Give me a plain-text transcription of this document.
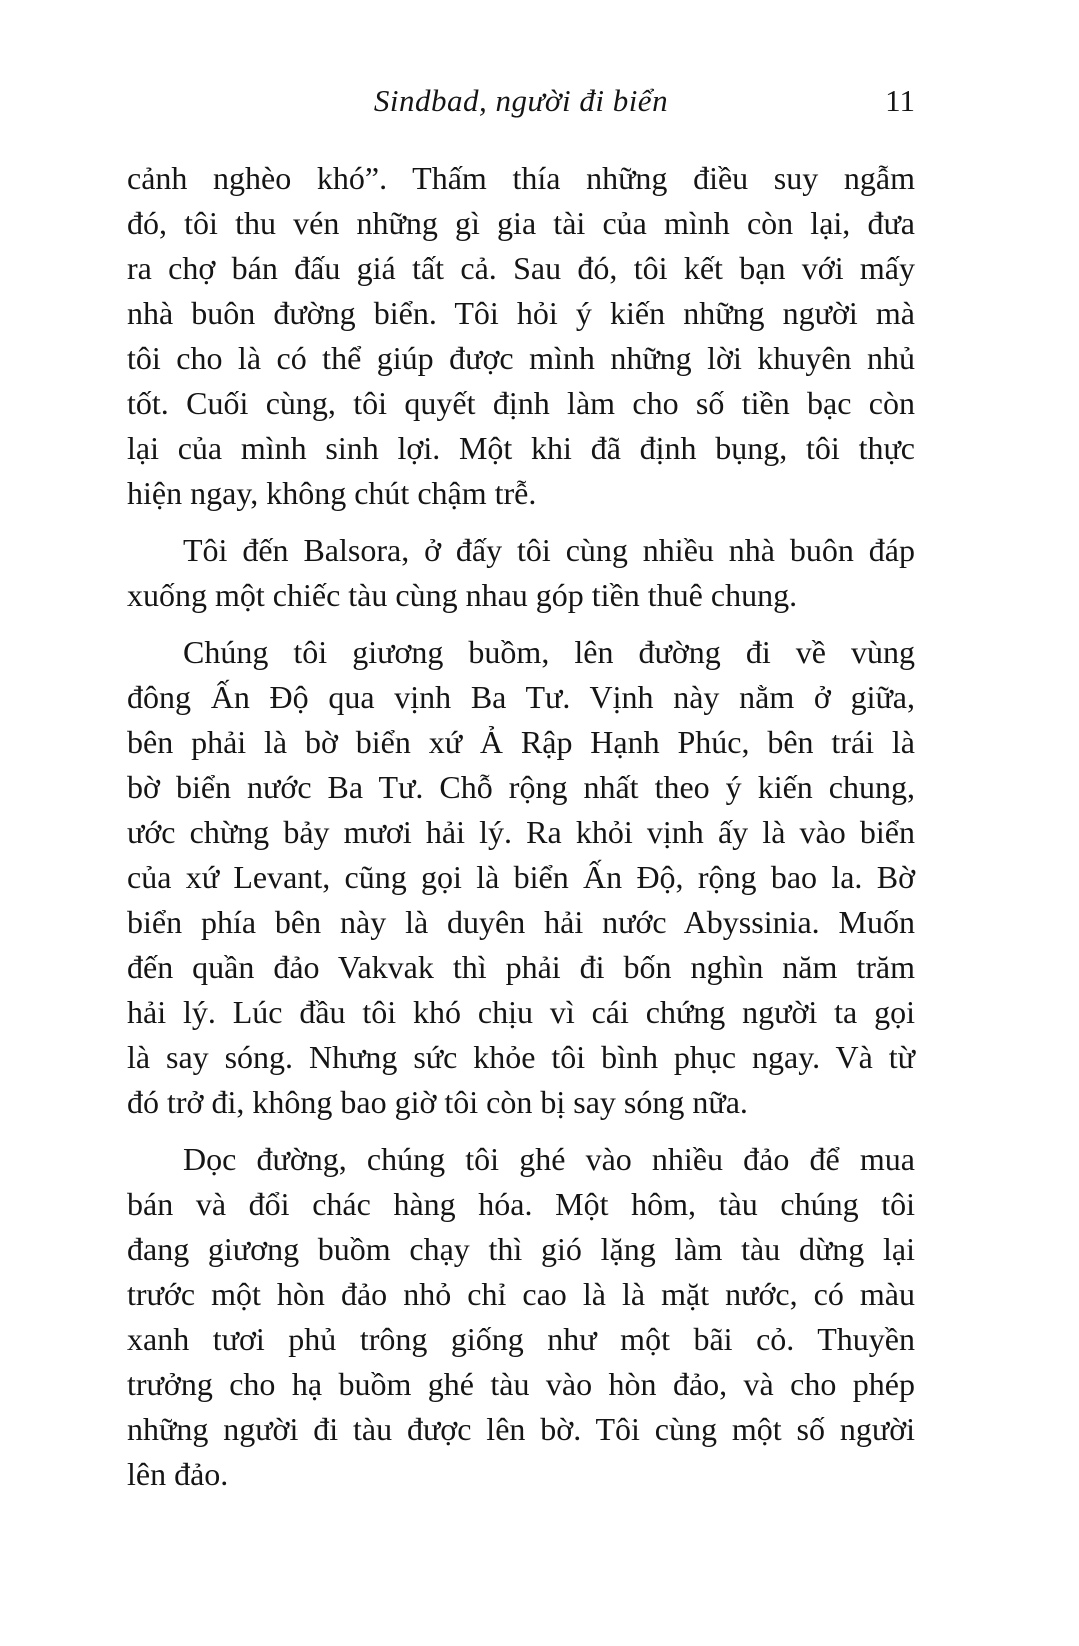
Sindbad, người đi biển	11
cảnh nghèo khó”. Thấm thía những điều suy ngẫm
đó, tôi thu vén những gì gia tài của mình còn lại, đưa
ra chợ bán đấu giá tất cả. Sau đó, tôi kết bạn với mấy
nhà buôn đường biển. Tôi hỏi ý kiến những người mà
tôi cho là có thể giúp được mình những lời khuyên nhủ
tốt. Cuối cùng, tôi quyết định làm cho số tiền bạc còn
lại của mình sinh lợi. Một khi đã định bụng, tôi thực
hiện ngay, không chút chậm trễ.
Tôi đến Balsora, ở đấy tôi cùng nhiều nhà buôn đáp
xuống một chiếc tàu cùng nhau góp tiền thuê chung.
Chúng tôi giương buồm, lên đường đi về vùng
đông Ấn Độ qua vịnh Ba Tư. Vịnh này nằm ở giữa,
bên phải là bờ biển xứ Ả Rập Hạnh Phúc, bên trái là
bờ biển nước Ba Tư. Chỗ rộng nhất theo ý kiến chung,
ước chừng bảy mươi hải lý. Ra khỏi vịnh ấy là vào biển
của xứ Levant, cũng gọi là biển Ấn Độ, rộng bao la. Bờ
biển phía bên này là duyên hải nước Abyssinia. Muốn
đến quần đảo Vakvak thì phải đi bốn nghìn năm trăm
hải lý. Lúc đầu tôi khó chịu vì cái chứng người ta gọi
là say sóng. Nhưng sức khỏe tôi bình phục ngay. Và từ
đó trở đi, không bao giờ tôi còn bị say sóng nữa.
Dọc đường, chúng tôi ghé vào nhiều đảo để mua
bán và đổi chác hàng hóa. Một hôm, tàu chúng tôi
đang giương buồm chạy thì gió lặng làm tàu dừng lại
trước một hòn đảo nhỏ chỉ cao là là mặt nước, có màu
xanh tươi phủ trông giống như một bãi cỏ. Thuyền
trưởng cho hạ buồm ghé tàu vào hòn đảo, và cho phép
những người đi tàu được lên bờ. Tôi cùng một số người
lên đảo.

▬▬▬▬▬▬▬▬▬▬

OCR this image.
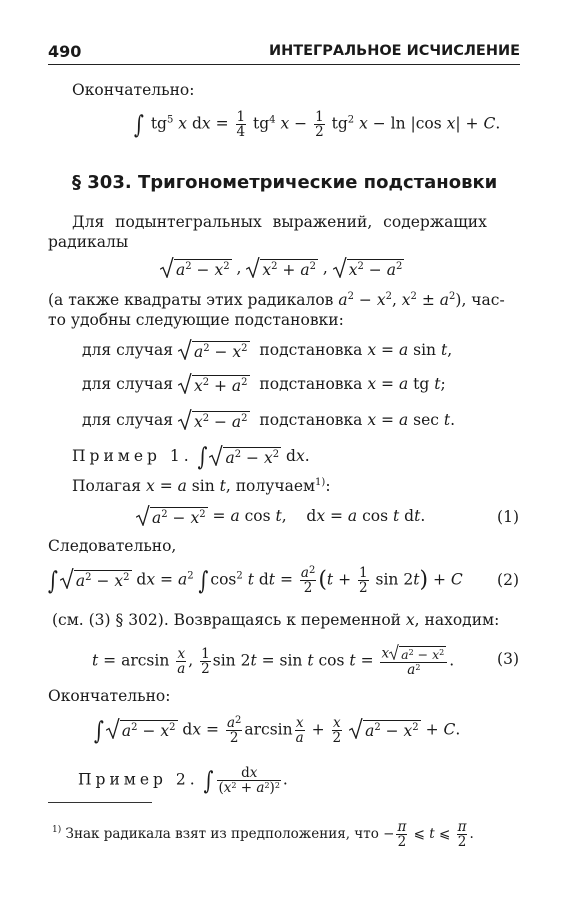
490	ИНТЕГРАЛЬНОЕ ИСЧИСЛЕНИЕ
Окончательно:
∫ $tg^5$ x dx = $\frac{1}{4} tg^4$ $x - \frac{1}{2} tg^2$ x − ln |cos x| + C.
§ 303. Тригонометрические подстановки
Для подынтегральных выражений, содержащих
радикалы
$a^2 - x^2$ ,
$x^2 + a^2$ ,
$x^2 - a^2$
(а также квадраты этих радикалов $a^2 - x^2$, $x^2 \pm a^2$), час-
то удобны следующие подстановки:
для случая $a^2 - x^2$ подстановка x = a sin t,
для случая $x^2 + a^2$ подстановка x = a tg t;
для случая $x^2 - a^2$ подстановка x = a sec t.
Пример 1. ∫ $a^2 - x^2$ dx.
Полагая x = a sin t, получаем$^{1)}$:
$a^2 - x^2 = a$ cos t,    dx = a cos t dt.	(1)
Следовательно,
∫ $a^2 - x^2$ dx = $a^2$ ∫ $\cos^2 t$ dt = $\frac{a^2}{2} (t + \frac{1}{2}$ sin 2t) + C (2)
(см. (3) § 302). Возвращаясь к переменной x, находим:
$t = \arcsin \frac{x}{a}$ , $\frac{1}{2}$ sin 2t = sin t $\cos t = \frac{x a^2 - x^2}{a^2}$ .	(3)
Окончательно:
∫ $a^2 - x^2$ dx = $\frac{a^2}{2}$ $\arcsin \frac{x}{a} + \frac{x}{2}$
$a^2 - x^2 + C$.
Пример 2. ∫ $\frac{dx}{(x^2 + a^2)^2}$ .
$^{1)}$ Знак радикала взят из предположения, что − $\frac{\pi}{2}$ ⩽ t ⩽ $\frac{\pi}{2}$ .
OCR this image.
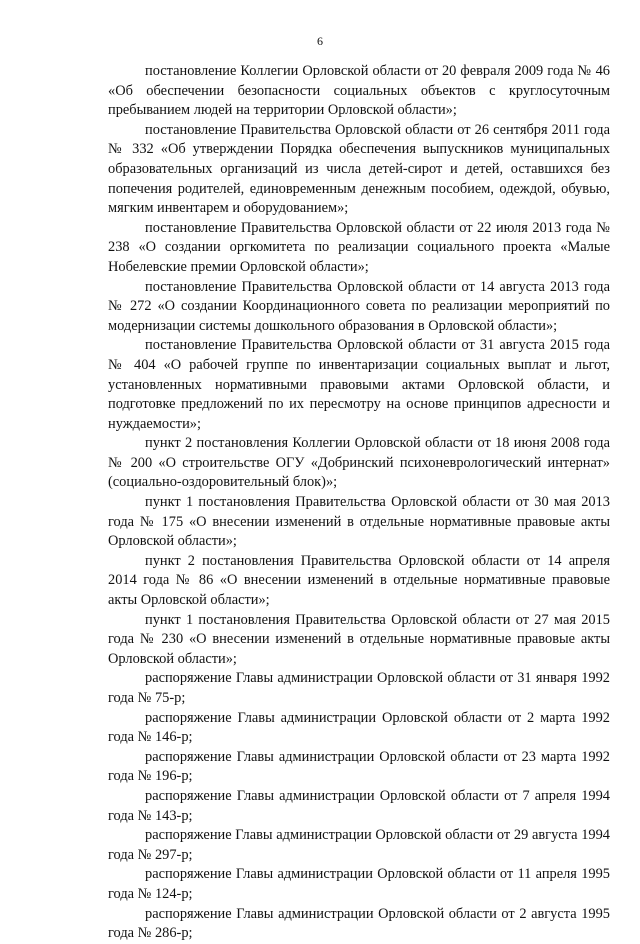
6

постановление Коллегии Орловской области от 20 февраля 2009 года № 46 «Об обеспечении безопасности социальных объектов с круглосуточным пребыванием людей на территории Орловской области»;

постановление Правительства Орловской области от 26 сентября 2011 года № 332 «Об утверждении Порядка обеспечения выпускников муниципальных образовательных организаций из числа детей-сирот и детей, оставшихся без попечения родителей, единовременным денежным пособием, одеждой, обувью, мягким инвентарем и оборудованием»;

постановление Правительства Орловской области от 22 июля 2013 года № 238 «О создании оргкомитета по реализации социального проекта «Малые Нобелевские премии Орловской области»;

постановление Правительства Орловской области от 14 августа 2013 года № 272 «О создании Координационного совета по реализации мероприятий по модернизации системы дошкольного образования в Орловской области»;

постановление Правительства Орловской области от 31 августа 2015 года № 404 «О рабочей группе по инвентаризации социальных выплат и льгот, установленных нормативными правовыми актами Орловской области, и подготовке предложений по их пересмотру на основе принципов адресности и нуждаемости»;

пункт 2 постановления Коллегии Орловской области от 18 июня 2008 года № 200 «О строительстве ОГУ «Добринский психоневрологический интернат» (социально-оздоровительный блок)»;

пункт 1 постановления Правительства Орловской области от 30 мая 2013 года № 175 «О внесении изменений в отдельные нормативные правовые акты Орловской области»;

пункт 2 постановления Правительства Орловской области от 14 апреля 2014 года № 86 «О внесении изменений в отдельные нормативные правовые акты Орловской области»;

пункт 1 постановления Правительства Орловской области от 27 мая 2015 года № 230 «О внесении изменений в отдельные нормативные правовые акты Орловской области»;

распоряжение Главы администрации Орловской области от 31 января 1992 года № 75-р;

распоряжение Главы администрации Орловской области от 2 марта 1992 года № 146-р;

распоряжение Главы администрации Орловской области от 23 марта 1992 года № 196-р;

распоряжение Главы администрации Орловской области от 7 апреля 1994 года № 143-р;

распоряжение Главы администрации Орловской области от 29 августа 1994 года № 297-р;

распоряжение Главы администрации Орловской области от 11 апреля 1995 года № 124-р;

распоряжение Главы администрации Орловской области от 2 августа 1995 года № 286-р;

▬▬▬▬▬▬▬▬▬▬

YOUR TASK ->
Among the entries above, how many lines hold the string "отдельные"? Respond with nothing but the number.

TASK OUTPUT ->
3